§ **Your instructions**
All lines in the data bearing the string "template" should be identified and copied.

** Start **

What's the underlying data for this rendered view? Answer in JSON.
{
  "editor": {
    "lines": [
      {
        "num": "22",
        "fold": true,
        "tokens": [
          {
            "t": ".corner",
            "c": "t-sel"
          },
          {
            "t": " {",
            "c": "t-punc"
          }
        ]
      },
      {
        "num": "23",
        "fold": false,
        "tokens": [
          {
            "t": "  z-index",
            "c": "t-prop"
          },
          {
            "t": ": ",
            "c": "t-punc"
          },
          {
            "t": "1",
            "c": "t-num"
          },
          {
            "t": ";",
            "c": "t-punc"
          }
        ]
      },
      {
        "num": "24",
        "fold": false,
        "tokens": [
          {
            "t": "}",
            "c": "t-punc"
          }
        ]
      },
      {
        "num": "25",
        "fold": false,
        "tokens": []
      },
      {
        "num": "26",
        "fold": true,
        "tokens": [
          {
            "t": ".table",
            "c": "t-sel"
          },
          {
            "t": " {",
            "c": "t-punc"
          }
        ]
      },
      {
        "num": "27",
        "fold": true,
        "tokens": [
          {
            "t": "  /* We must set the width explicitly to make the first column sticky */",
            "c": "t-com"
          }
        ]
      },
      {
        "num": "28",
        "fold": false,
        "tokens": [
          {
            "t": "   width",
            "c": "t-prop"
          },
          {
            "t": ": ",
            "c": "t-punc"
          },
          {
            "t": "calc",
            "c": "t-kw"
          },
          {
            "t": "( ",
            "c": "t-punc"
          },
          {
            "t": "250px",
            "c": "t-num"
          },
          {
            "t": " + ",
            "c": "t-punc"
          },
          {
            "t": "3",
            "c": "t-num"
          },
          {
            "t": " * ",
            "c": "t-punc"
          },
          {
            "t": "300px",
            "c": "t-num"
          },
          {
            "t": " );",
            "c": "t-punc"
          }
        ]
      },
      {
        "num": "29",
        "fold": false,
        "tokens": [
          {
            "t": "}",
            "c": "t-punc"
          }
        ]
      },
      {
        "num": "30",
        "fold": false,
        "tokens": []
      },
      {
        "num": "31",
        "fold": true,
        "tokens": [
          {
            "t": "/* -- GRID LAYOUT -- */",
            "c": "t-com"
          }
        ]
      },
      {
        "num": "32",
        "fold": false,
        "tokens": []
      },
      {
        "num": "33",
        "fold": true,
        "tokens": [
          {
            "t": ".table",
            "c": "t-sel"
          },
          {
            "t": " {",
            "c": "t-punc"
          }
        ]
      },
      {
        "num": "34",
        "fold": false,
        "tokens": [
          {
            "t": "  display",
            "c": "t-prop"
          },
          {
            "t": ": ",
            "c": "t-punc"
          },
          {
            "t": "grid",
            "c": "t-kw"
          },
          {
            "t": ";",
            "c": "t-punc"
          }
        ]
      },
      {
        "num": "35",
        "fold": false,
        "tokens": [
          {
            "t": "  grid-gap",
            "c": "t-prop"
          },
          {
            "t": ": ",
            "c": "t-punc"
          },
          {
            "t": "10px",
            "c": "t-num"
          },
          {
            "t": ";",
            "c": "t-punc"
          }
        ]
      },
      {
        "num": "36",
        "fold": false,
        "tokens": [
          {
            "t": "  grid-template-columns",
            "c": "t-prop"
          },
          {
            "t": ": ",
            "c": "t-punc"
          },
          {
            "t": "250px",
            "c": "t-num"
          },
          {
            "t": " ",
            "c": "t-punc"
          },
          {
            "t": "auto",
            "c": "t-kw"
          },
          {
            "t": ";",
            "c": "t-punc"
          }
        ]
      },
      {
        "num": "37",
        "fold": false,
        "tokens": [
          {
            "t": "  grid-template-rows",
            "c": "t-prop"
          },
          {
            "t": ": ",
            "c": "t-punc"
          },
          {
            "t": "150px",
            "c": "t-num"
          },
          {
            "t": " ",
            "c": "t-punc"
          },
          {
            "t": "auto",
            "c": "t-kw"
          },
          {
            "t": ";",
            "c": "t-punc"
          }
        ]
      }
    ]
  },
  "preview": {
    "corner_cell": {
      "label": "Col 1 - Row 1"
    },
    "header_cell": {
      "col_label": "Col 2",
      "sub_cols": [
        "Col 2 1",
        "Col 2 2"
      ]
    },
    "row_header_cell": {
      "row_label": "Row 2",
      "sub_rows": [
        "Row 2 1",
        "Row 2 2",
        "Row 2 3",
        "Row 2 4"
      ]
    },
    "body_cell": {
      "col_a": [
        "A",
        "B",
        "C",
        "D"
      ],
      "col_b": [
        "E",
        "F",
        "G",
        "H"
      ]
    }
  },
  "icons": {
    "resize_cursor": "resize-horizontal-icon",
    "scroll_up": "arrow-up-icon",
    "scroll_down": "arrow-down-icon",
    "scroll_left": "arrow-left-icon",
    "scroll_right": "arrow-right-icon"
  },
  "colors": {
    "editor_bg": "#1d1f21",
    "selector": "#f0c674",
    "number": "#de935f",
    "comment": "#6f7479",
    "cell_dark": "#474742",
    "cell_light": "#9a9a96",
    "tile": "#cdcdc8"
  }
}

** End **

§ **Correct result**
            "t": "  grid-template-columns",
            "t": "  grid-template-rows",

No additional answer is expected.